* What to produce *
Where a line contains the string "selected", copy that line.

* Source records *
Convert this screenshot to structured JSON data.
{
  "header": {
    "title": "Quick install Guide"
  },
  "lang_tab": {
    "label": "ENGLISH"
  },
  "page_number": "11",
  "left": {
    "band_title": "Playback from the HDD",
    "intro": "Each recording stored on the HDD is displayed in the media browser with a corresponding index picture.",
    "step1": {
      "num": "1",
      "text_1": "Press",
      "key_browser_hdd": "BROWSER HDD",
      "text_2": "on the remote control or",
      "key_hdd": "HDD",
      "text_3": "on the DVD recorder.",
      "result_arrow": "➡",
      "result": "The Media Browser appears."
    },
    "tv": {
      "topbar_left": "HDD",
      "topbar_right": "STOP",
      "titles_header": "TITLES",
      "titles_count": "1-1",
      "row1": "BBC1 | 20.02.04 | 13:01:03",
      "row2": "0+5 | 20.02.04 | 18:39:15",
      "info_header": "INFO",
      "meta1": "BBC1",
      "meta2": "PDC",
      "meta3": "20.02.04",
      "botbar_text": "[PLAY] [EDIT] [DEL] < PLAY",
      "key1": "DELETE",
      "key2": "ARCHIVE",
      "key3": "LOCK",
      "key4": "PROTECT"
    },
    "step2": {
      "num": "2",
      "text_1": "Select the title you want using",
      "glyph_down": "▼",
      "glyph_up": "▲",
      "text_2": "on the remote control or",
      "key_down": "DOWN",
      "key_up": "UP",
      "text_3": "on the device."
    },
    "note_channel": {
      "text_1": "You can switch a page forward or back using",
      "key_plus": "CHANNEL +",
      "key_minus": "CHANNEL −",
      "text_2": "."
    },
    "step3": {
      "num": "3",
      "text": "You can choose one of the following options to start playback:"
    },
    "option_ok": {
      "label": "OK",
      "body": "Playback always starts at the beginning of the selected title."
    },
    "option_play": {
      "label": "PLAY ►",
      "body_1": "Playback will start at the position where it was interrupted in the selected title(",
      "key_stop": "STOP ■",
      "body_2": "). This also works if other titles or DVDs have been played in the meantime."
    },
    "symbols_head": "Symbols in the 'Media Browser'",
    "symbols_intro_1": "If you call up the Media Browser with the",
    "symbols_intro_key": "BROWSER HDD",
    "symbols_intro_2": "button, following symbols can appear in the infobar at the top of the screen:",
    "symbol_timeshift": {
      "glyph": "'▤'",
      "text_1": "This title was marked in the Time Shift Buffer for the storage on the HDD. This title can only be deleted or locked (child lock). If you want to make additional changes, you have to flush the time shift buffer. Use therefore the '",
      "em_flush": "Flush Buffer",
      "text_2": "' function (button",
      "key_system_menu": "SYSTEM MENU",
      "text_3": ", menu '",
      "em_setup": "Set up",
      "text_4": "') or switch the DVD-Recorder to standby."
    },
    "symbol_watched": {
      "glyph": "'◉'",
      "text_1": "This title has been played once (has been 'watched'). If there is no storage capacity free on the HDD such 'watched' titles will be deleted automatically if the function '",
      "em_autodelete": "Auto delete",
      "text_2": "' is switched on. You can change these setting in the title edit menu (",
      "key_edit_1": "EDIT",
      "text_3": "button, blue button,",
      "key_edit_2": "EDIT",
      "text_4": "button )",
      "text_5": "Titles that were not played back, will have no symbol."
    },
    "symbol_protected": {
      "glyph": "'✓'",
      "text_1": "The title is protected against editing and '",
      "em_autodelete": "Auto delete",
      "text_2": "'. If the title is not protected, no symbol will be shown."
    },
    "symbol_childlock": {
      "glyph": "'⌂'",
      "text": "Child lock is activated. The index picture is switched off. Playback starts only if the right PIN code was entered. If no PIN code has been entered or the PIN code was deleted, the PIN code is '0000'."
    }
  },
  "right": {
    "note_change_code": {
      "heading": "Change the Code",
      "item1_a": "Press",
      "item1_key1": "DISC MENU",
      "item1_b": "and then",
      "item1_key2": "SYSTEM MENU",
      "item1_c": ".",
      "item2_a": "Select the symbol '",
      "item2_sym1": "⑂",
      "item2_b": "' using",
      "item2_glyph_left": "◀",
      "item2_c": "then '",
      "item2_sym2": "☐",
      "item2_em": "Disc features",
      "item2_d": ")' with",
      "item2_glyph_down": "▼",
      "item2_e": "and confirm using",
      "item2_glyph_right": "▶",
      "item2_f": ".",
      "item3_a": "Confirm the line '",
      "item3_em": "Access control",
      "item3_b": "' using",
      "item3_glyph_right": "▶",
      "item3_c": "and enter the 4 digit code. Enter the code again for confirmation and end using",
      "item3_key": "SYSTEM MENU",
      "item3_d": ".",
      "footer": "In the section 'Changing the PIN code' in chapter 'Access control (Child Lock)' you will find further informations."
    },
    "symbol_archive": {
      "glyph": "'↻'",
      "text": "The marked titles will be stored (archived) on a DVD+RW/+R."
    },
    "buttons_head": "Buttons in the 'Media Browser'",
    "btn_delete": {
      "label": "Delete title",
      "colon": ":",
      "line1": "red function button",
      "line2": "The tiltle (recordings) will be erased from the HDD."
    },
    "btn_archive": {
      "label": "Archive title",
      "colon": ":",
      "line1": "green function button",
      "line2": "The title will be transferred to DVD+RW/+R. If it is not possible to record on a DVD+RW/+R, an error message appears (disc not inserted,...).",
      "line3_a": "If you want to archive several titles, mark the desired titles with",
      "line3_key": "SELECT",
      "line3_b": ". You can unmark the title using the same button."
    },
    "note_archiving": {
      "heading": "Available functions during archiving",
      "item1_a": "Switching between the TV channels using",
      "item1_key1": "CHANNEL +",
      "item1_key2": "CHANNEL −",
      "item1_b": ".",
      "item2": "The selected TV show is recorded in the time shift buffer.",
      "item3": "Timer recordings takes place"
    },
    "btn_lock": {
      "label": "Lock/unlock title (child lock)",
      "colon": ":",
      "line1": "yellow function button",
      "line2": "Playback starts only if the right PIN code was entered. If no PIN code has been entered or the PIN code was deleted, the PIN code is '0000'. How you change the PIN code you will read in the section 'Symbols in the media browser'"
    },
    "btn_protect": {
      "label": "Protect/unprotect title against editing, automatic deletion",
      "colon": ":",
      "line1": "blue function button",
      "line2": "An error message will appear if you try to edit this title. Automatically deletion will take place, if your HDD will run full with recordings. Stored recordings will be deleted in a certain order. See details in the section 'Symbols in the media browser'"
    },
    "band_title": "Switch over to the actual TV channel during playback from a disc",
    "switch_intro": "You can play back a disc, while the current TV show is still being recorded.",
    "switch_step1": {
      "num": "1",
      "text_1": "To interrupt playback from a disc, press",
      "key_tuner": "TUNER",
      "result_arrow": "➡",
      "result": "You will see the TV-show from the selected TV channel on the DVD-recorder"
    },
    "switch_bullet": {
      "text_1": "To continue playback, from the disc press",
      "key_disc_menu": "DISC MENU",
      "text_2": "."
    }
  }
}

* Task output *
      "body": "Playback always starts at the beginning of the selected title."
      "body_1": "Playback will start at the position where it was interrupted in the selected title(",
      "item2": "The selected TV show is recorded in the time shift buffer.",
      "result": "You will see the TV-show from the selected TV channel on the DVD-recorder"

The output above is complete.